• **Stated task**:
The records below are to be repeated in full, exactly as they are.

• **Listing**:
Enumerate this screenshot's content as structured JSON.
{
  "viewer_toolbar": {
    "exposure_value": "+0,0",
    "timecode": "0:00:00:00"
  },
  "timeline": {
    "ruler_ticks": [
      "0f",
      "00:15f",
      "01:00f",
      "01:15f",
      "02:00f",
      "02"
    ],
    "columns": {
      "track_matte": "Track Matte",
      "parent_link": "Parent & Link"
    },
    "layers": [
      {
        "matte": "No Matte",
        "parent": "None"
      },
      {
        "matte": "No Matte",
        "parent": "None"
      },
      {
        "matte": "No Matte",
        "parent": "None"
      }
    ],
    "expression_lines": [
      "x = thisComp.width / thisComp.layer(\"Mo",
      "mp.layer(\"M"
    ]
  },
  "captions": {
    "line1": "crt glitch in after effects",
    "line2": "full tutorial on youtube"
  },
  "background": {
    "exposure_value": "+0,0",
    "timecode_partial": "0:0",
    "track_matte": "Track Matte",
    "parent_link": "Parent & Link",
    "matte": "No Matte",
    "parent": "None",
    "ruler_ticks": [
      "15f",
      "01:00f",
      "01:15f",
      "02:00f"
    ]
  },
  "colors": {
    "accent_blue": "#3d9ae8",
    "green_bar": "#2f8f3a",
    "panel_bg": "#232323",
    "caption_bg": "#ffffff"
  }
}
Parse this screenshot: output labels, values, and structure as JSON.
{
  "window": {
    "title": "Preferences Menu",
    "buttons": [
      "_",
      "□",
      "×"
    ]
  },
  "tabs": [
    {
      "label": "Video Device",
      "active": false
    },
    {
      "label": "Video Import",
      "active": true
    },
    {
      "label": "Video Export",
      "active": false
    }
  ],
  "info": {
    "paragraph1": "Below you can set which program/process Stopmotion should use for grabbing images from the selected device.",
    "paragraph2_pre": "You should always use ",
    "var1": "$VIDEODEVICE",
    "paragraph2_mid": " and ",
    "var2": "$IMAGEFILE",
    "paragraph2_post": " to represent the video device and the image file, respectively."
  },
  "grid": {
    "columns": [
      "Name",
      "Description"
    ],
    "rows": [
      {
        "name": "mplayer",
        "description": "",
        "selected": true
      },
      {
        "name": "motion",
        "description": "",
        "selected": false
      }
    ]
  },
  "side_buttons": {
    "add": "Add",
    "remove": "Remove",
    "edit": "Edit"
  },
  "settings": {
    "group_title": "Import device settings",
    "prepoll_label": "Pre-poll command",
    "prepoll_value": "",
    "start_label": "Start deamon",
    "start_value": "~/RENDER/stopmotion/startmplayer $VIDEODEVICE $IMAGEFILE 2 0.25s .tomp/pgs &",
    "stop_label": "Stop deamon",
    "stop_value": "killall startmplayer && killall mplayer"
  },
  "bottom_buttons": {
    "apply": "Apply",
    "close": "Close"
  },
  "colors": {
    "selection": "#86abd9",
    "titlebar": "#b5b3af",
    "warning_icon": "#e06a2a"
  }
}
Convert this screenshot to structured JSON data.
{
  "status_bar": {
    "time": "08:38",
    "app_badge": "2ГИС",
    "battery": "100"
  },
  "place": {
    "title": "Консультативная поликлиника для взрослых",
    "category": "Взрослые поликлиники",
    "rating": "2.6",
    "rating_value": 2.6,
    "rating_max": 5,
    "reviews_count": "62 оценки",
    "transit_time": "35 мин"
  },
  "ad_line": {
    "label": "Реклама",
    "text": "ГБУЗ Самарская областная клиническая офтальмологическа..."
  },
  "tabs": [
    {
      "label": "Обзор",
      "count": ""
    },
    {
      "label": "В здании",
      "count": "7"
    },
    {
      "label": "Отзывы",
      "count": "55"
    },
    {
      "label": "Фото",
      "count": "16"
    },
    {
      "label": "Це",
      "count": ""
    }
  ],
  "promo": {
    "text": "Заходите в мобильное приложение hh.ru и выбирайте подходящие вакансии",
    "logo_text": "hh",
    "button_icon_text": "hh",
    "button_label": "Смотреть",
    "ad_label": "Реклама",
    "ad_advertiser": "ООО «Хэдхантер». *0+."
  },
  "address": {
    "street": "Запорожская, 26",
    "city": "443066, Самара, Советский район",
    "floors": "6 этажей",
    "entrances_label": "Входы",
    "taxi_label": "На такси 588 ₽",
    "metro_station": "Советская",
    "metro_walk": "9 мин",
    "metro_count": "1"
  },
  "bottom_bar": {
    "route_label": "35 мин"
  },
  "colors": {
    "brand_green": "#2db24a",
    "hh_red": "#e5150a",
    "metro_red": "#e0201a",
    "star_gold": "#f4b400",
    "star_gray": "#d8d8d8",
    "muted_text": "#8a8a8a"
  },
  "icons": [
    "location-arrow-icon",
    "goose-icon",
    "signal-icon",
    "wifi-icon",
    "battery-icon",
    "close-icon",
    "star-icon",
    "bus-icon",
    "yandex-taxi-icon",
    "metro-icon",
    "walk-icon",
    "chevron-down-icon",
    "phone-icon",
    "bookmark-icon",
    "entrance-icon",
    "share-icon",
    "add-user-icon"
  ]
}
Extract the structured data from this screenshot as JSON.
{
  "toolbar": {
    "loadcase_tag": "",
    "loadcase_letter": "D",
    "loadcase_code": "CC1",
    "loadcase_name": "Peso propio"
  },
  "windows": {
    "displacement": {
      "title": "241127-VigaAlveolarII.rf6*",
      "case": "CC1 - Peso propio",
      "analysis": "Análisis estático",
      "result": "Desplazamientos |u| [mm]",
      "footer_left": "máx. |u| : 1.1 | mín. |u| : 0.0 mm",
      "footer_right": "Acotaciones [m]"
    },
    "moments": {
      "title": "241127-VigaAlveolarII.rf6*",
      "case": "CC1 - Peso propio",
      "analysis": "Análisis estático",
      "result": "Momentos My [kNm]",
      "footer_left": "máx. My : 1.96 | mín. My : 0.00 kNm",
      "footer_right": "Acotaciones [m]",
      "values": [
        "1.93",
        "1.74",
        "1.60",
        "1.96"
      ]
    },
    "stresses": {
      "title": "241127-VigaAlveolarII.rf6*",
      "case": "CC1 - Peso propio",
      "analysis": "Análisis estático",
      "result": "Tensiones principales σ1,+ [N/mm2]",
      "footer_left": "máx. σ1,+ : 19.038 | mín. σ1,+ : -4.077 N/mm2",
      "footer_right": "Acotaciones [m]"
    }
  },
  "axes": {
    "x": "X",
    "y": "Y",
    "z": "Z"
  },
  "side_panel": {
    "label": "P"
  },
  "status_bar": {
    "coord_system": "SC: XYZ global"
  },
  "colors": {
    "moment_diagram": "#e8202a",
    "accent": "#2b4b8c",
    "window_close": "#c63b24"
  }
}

• **Solution**:
Enumerate this screenshot's content as structured JSON.
{
  "viewer_toolbar": {
    "exposure_value": "+0,0",
    "timecode": "0:00:00:00"
  },
  "timeline": {
    "ruler_ticks": [
      "0f",
      "00:15f",
      "01:00f",
      "01:15f",
      "02:00f",
      "02"
    ],
    "columns": {
      "track_matte": "Track Matte",
      "parent_link": "Parent & Link"
    },
    "layers": [
      {
        "matte": "No Matte",
        "parent": "None"
      },
      {
        "matte": "No Matte",
        "parent": "None"
      },
      {
        "matte": "No Matte",
        "parent": "None"
      }
    ],
    "expression_lines": [
      "x = thisComp.width / thisComp.layer(\"Mo",
      "mp.layer(\"M"
    ]
  },
  "captions": {
    "line1": "crt glitch in after effects",
    "line2": "full tutorial on youtube"
  },
  "background": {
    "exposure_value": "+0,0",
    "timecode_partial": "0:0",
    "track_matte": "Track Matte",
    "parent_link": "Parent & Link",
    "matte": "No Matte",
    "parent": "None",
    "ruler_ticks": [
      "15f",
      "01:00f",
      "01:15f",
      "02:00f"
    ]
  },
  "colors": {
    "accent_blue": "#3d9ae8",
    "green_bar": "#2f8f3a",
    "panel_bg": "#232323",
    "caption_bg": "#ffffff"
  }
}
Parse this screenshot: output labels, values, and structure as JSON.
{
  "window": {
    "title": "Preferences Menu",
    "buttons": [
      "_",
      "□",
      "×"
    ]
  },
  "tabs": [
    {
      "label": "Video Device",
      "active": false
    },
    {
      "label": "Video Import",
      "active": true
    },
    {
      "label": "Video Export",
      "active": false
    }
  ],
  "info": {
    "paragraph1": "Below you can set which program/process Stopmotion should use for grabbing images from the selected device.",
    "paragraph2_pre": "You should always use ",
    "var1": "$VIDEODEVICE",
    "paragraph2_mid": " and ",
    "var2": "$IMAGEFILE",
    "paragraph2_post": " to represent the video device and the image file, respectively."
  },
  "grid": {
    "columns": [
      "Name",
      "Description"
    ],
    "rows": [
      {
        "name": "mplayer",
        "description": "",
        "selected": true
      },
      {
        "name": "motion",
        "description": "",
        "selected": false
      }
    ]
  },
  "side_buttons": {
    "add": "Add",
    "remove": "Remove",
    "edit": "Edit"
  },
  "settings": {
    "group_title": "Import device settings",
    "prepoll_label": "Pre-poll command",
    "prepoll_value": "",
    "start_label": "Start deamon",
    "start_value": "~/RENDER/stopmotion/startmplayer $VIDEODEVICE $IMAGEFILE 2 0.25s .tomp/pgs &",
    "stop_label": "Stop deamon",
    "stop_value": "killall startmplayer && killall mplayer"
  },
  "bottom_buttons": {
    "apply": "Apply",
    "close": "Close"
  },
  "colors": {
    "selection": "#86abd9",
    "titlebar": "#b5b3af",
    "warning_icon": "#e06a2a"
  }
}
Convert this screenshot to structured JSON data.
{
  "status_bar": {
    "time": "08:38",
    "app_badge": "2ГИС",
    "battery": "100"
  },
  "place": {
    "title": "Консультативная поликлиника для взрослых",
    "category": "Взрослые поликлиники",
    "rating": "2.6",
    "rating_value": 2.6,
    "rating_max": 5,
    "reviews_count": "62 оценки",
    "transit_time": "35 мин"
  },
  "ad_line": {
    "label": "Реклама",
    "text": "ГБУЗ Самарская областная клиническая офтальмологическа..."
  },
  "tabs": [
    {
      "label": "Обзор",
      "count": ""
    },
    {
      "label": "В здании",
      "count": "7"
    },
    {
      "label": "Отзывы",
      "count": "55"
    },
    {
      "label": "Фото",
      "count": "16"
    },
    {
      "label": "Це",
      "count": ""
    }
  ],
  "promo": {
    "text": "Заходите в мобильное приложение hh.ru и выбирайте подходящие вакансии",
    "logo_text": "hh",
    "button_icon_text": "hh",
    "button_label": "Смотреть",
    "ad_label": "Реклама",
    "ad_advertiser": "ООО «Хэдхантер». *0+."
  },
  "address": {
    "street": "Запорожская, 26",
    "city": "443066, Самара, Советский район",
    "floors": "6 этажей",
    "entrances_label": "Входы",
    "taxi_label": "На такси 588 ₽",
    "metro_station": "Советская",
    "metro_walk": "9 мин",
    "metro_count": "1"
  },
  "bottom_bar": {
    "route_label": "35 мин"
  },
  "colors": {
    "brand_green": "#2db24a",
    "hh_red": "#e5150a",
    "metro_red": "#e0201a",
    "star_gold": "#f4b400",
    "star_gray": "#d8d8d8",
    "muted_text": "#8a8a8a"
  },
  "icons": [
    "location-arrow-icon",
    "goose-icon",
    "signal-icon",
    "wifi-icon",
    "battery-icon",
    "close-icon",
    "star-icon",
    "bus-icon",
    "yandex-taxi-icon",
    "metro-icon",
    "walk-icon",
    "chevron-down-icon",
    "phone-icon",
    "bookmark-icon",
    "entrance-icon",
    "share-icon",
    "add-user-icon"
  ]
}
Extract the structured data from this screenshot as JSON.
{
  "toolbar": {
    "loadcase_tag": "",
    "loadcase_letter": "D",
    "loadcase_code": "CC1",
    "loadcase_name": "Peso propio"
  },
  "windows": {
    "displacement": {
      "title": "241127-VigaAlveolarII.rf6*",
      "case": "CC1 - Peso propio",
      "analysis": "Análisis estático",
      "result": "Desplazamientos |u| [mm]",
      "footer_left": "máx. |u| : 1.1 | mín. |u| : 0.0 mm",
      "footer_right": "Acotaciones [m]"
    },
    "moments": {
      "title": "241127-VigaAlveolarII.rf6*",
      "case": "CC1 - Peso propio",
      "analysis": "Análisis estático",
      "result": "Momentos My [kNm]",
      "footer_left": "máx. My : 1.96 | mín. My : 0.00 kNm",
      "footer_right": "Acotaciones [m]",
      "values": [
        "1.93",
        "1.74",
        "1.60",
        "1.96"
      ]
    },
    "stresses": {
      "title": "241127-VigaAlveolarII.rf6*",
      "case": "CC1 - Peso propio",
      "analysis": "Análisis estático",
      "result": "Tensiones principales σ1,+ [N/mm2]",
      "footer_left": "máx. σ1,+ : 19.038 | mín. σ1,+ : -4.077 N/mm2",
      "footer_right": "Acotaciones [m]"
    }
  },
  "axes": {
    "x": "X",
    "y": "Y",
    "z": "Z"
  },
  "side_panel": {
    "label": "P"
  },
  "status_bar": {
    "coord_system": "SC: XYZ global"
  },
  "colors": {
    "moment_diagram": "#e8202a",
    "accent": "#2b4b8c",
    "window_close": "#c63b24"
  }
}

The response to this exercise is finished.